Dataset listings of figures
** BEGIN **

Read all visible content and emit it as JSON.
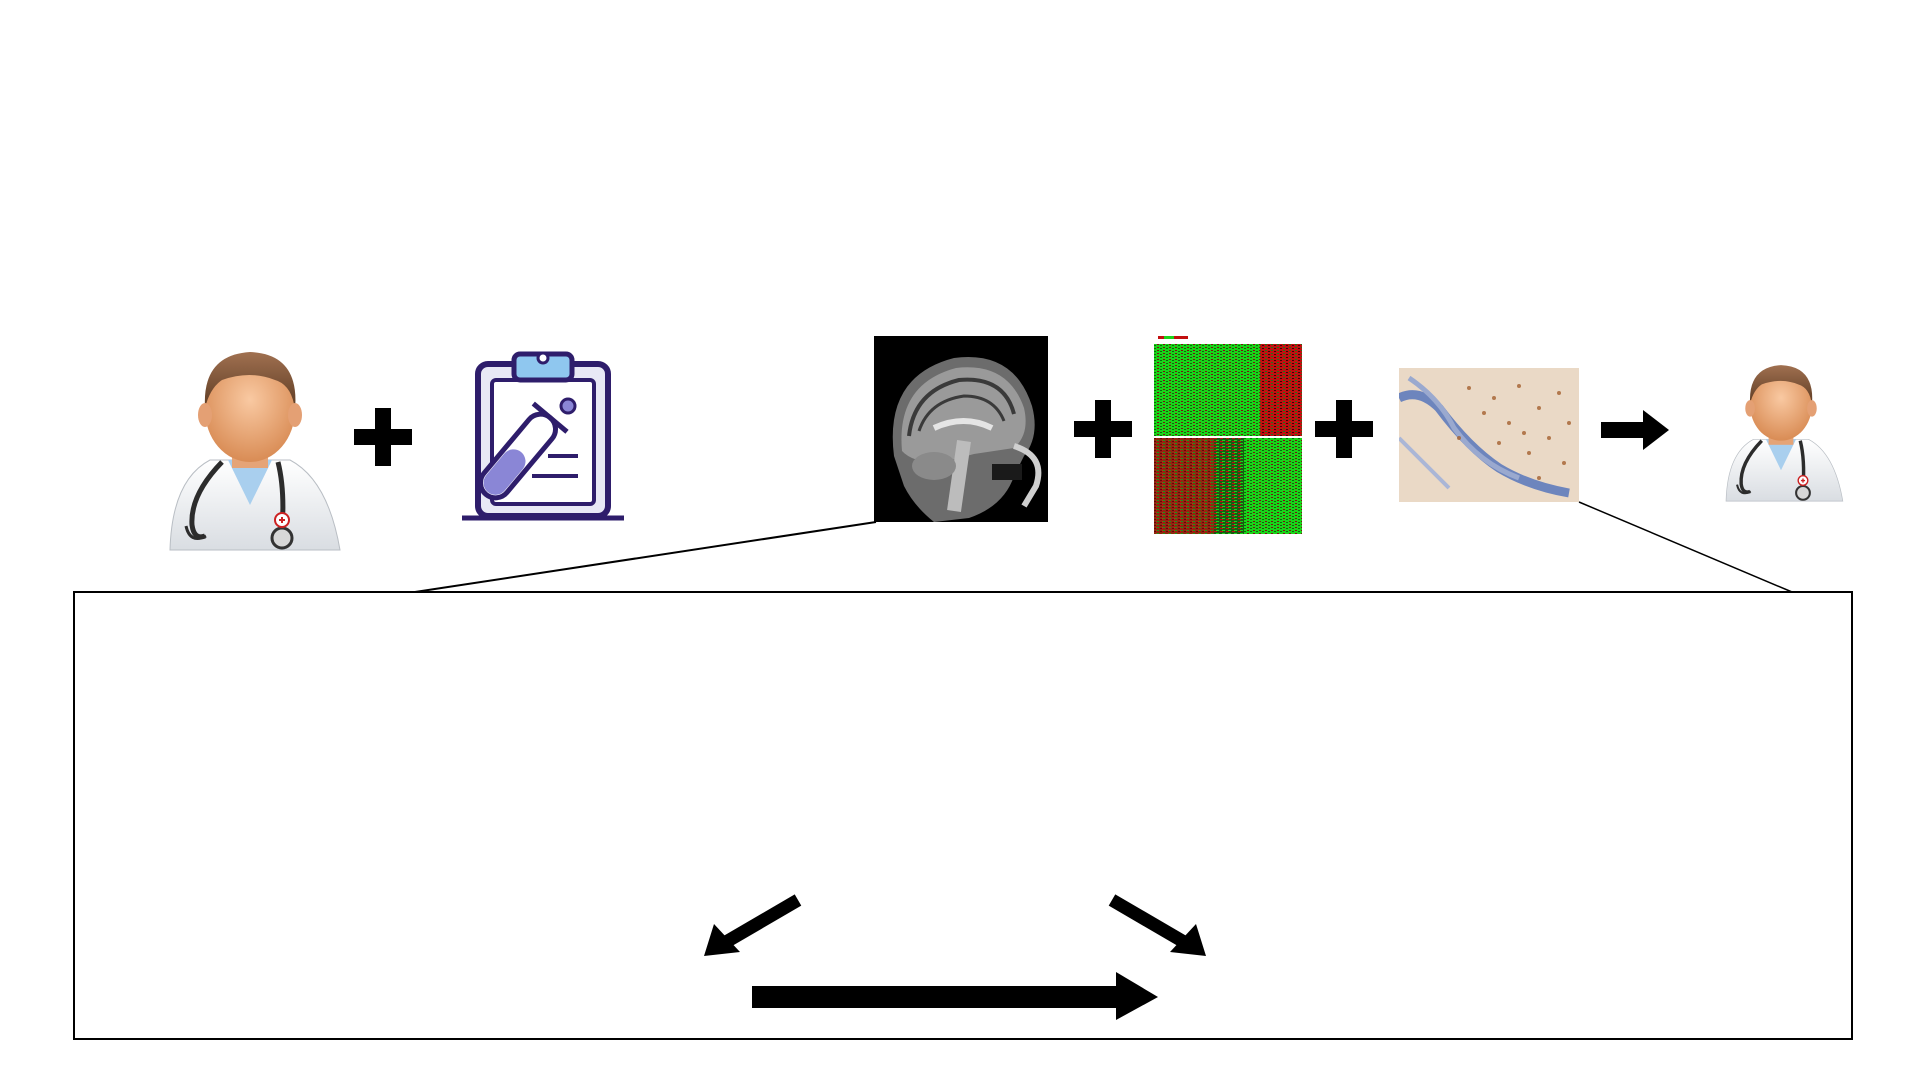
{
  "diagram": {
    "nodes": [
      {
        "id": "doctor",
        "icon": "doctor-icon"
      },
      {
        "id": "lab-report",
        "icon": "clipboard-test-tube-icon"
      },
      {
        "id": "brain-mri",
        "icon": "brain-mri-image"
      },
      {
        "id": "heatmap",
        "icon": "gene-expression-heatmap-image"
      },
      {
        "id": "histology",
        "icon": "histology-slide-image"
      },
      {
        "id": "doctor-small",
        "icon": "doctor-icon"
      }
    ],
    "operators": [
      "plus",
      "plus",
      "plus",
      "right-arrow"
    ],
    "detail_box": {
      "arrows": [
        "down-left-arrow",
        "down-right-arrow",
        "long-right-arrow"
      ]
    },
    "colors": {
      "line": "#000000",
      "clipboard_outline": "#2e1d6b",
      "clipboard_fill": "#e8e8f5",
      "clip_accent": "#8fc7ef",
      "tube_fill": "#8a86d6",
      "heatmap_green": "#19d419",
      "heatmap_red": "#c20f0f",
      "histology_bg": "#ead9c6",
      "histology_blue": "#6d85bd"
    }
  }
}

** END **

## WRITTEN REQUEST
Copy the data exactly. Any picture it contains is to be omitted.

## EXERCISE SOLUTION
Read all visible content and emit it as JSON.
{
  "diagram": {
    "nodes": [
      {
        "id": "doctor",
        "icon": "doctor-icon"
      },
      {
        "id": "lab-report",
        "icon": "clipboard-test-tube-icon"
      },
      {
        "id": "brain-mri",
        "icon": "brain-mri-image"
      },
      {
        "id": "heatmap",
        "icon": "gene-expression-heatmap-image"
      },
      {
        "id": "histology",
        "icon": "histology-slide-image"
      },
      {
        "id": "doctor-small",
        "icon": "doctor-icon"
      }
    ],
    "operators": [
      "plus",
      "plus",
      "plus",
      "right-arrow"
    ],
    "detail_box": {
      "arrows": [
        "down-left-arrow",
        "down-right-arrow",
        "long-right-arrow"
      ]
    },
    "colors": {
      "line": "#000000",
      "clipboard_outline": "#2e1d6b",
      "clipboard_fill": "#e8e8f5",
      "clip_accent": "#8fc7ef",
      "tube_fill": "#8a86d6",
      "heatmap_green": "#19d419",
      "heatmap_red": "#c20f0f",
      "histology_bg": "#ead9c6",
      "histology_blue": "#6d85bd"
    }
  }
}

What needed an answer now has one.